● PROBLEM STATEMENT: Transcribe the entries exactly; images are not part of the copy.

● ENTRIES SUPPLIED:
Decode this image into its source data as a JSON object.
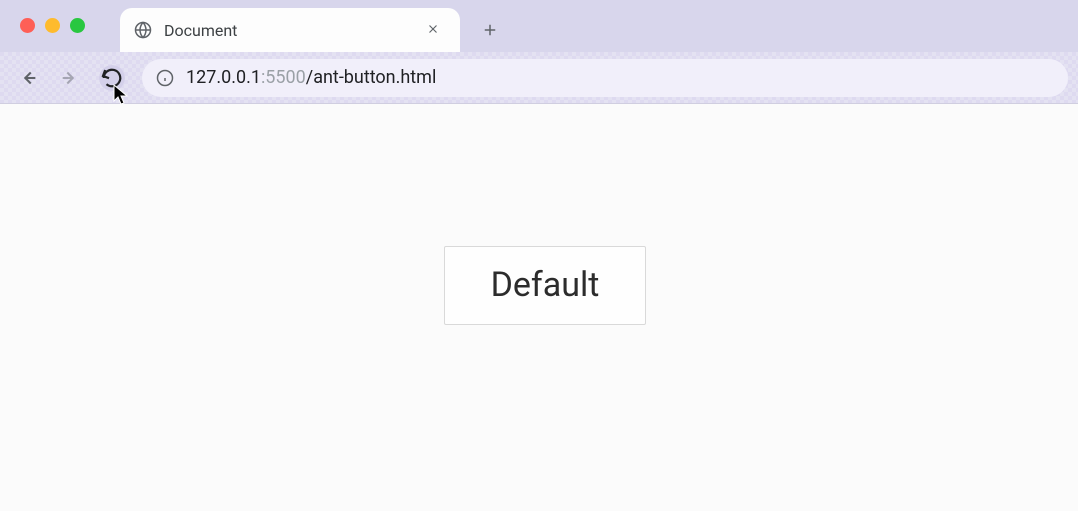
{
  "tab": {
    "title": "Document"
  },
  "address": {
    "host": "127.0.0.1",
    "port": ":5500",
    "path": "/ant-button.html"
  },
  "page": {
    "button_label": "Default"
  }
}
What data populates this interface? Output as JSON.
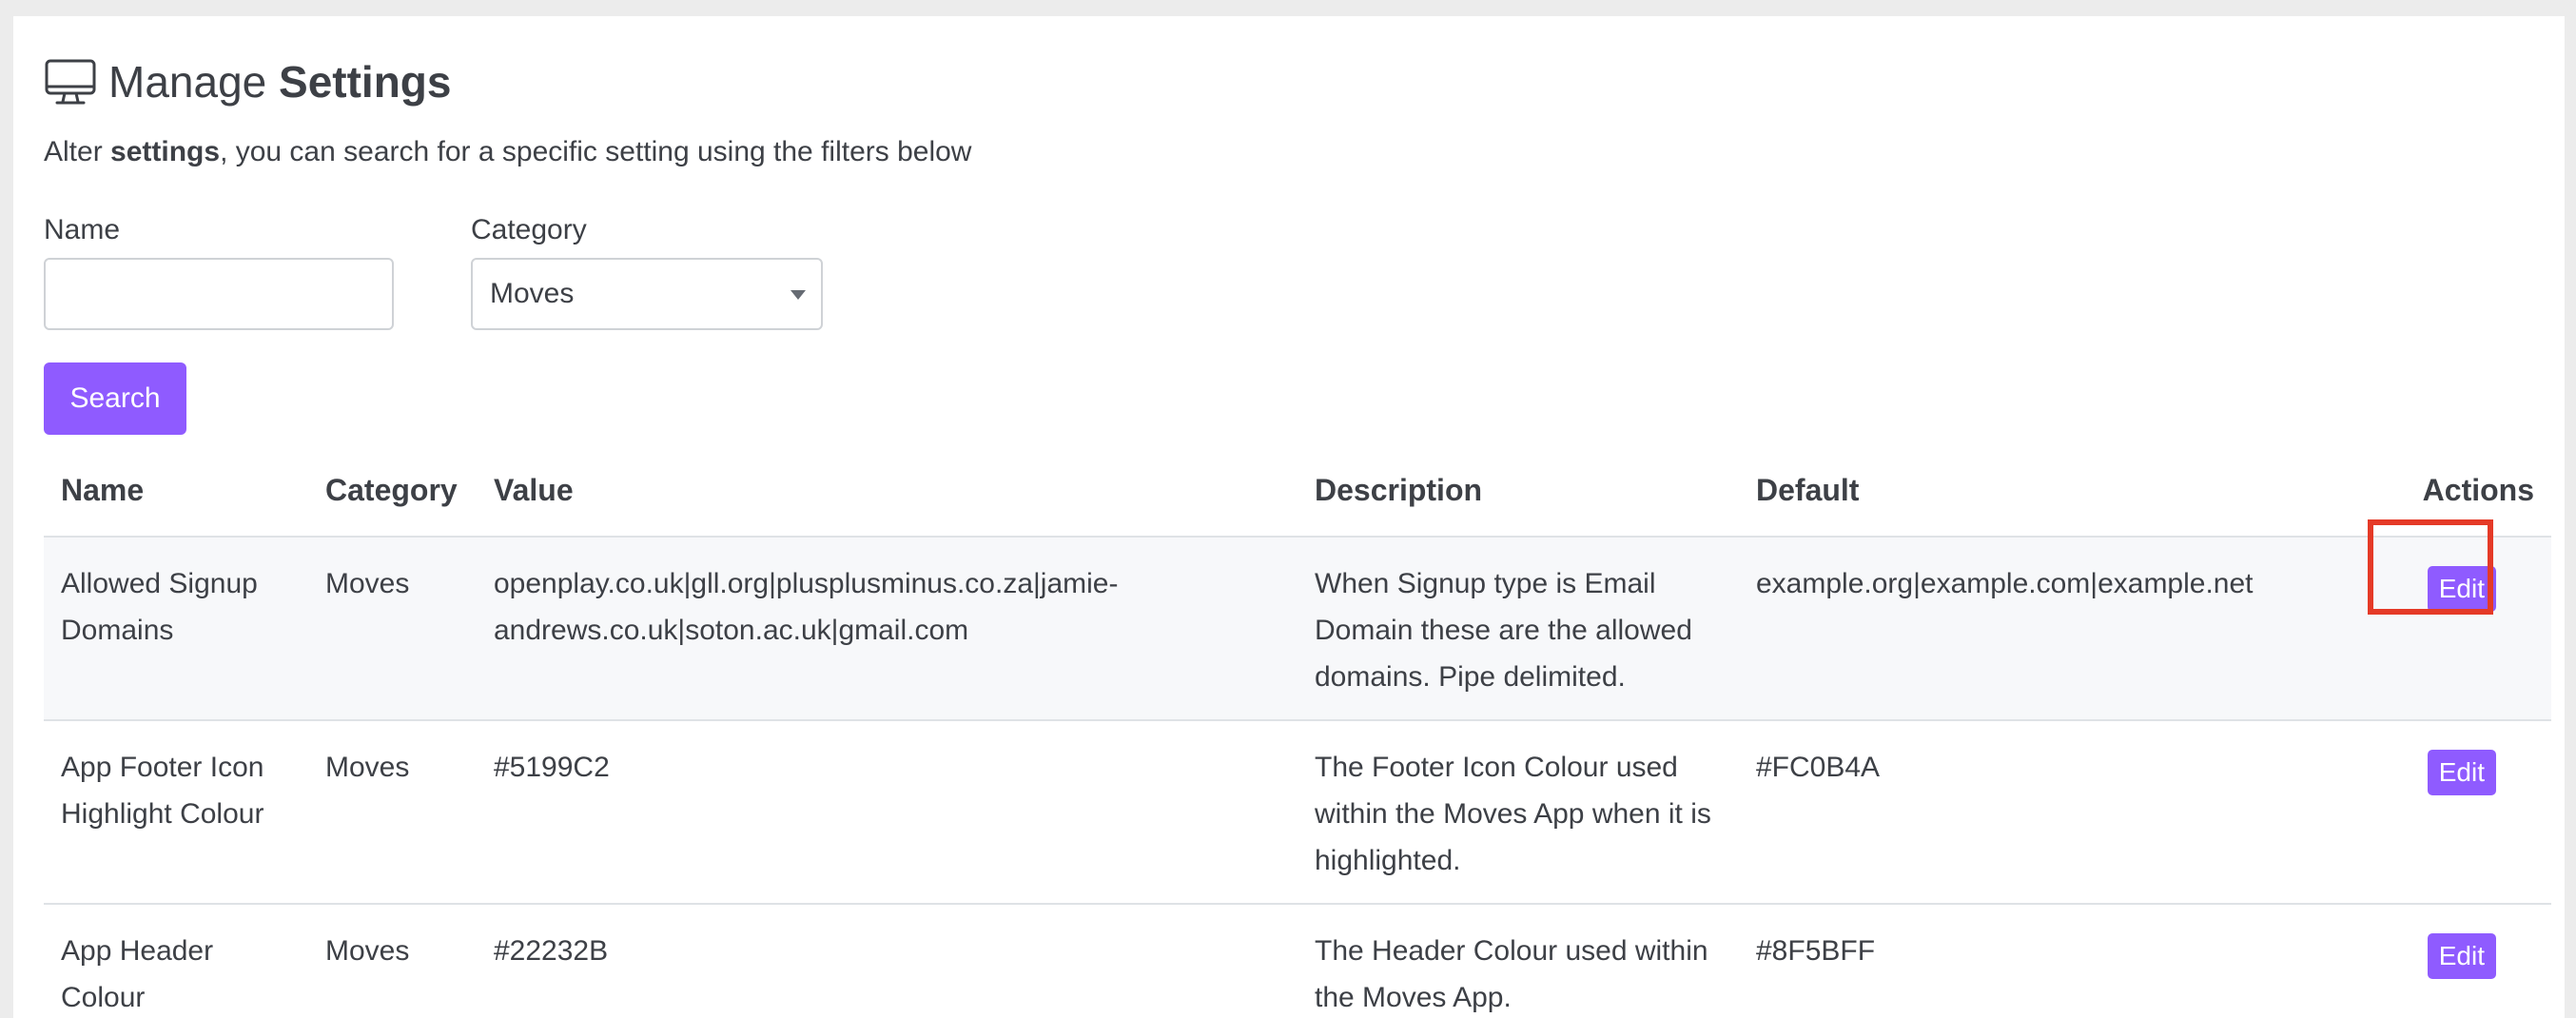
{
  "header": {
    "title_prefix": "Manage",
    "title_bold": "Settings",
    "icon": "monitor-icon",
    "subtitle_prefix": "Alter",
    "subtitle_bold": "settings",
    "subtitle_rest": ", you can search for a specific setting using the filters below"
  },
  "filters": {
    "name_label": "Name",
    "name_value": "",
    "name_placeholder": "",
    "category_label": "Category",
    "category_selected": "Moves",
    "search_label": "Search"
  },
  "table": {
    "columns": [
      "Name",
      "Category",
      "Value",
      "Description",
      "Default",
      "Actions"
    ],
    "rows": [
      {
        "name": "Allowed Signup Domains",
        "category": "Moves",
        "value": "openplay.co.uk|gll.org|plusplusminus.co.za|jamie-andrews.co.uk|soton.ac.uk|gmail.com",
        "description": "When Signup type is Email Domain these are the allowed domains. Pipe delimited.",
        "default": "example.org|example.com|example.net",
        "action_label": "Edit"
      },
      {
        "name": "App Footer Icon Highlight Colour",
        "category": "Moves",
        "value": "#5199C2",
        "description": "The Footer Icon Colour used within the Moves App when it is highlighted.",
        "default": "#FC0B4A",
        "action_label": "Edit"
      },
      {
        "name": "App Header Colour",
        "category": "Moves",
        "value": "#22232B",
        "description": "The Header Colour used within the Moves App.",
        "default": "#8F5BFF",
        "action_label": "Edit"
      }
    ]
  },
  "colors": {
    "accent": "#8F5BFF",
    "highlight": "#E53A27",
    "striped_row": "#F7F8FA"
  }
}
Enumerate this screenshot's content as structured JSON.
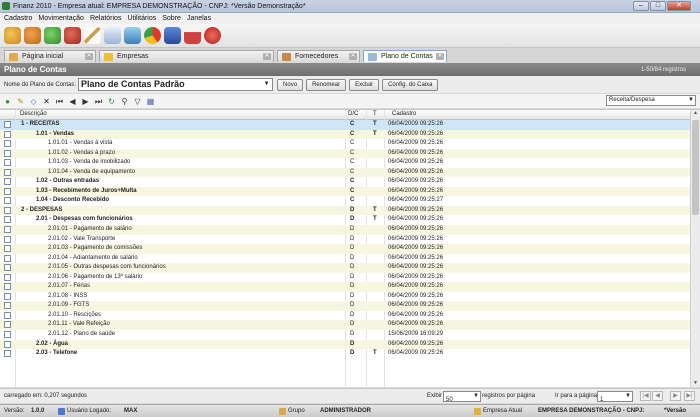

● RESULT OF THIS EXERCISE:
Decode this image into its source data as a JSON object.
{
  "tab": {
    "title": "Document"
  },
  "address": {
    "host": "127.0.0.1",
    "port": ":5500",
    "path": "/ant-button.html"
  },
  "page": {
    "button_label": "Default"
  }
}
What data populates this interface? Output as JSON.
{
  "header": {
    "title_prefix": "Manage",
    "title_bold": "Settings",
    "icon": "monitor-icon",
    "subtitle_prefix": "Alter",
    "subtitle_bold": "settings",
    "subtitle_rest": ", you can search for a specific setting using the filters below"
  },
  "filters": {
    "name_label": "Name",
    "name_value": "",
    "name_placeholder": "",
    "category_label": "Category",
    "category_selected": "Moves",
    "search_label": "Search"
  },
  "table": {
    "columns": [
      "Name",
      "Category",
      "Value",
      "Description",
      "Default",
      "Actions"
    ],
    "rows": [
      {
        "name": "Allowed Signup Domains",
        "category": "Moves",
        "value": "openplay.co.uk|gll.org|plusplusminus.co.za|jamie-andrews.co.uk|soton.ac.uk|gmail.com",
        "description": "When Signup type is Email Domain these are the allowed domains. Pipe delimited.",
        "default": "example.org|example.com|example.net",
        "action_label": "Edit"
      },
      {
        "name": "App Footer Icon Highlight Colour",
        "category": "Moves",
        "value": "#5199C2",
        "description": "The Footer Icon Colour used within the Moves App when it is highlighted.",
        "default": "#FC0B4A",
        "action_label": "Edit"
      },
      {
        "name": "App Header Colour",
        "category": "Moves",
        "value": "#22232B",
        "description": "The Header Colour used within the Moves App.",
        "default": "#8F5BFF",
        "action_label": "Edit"
      }
    ]
  },
  "colors": {
    "accent": "#8F5BFF",
    "highlight": "#E53A27",
    "striped_row": "#F7F8FA"
  }
}
Enumerate this screenshot's content as structured JSON.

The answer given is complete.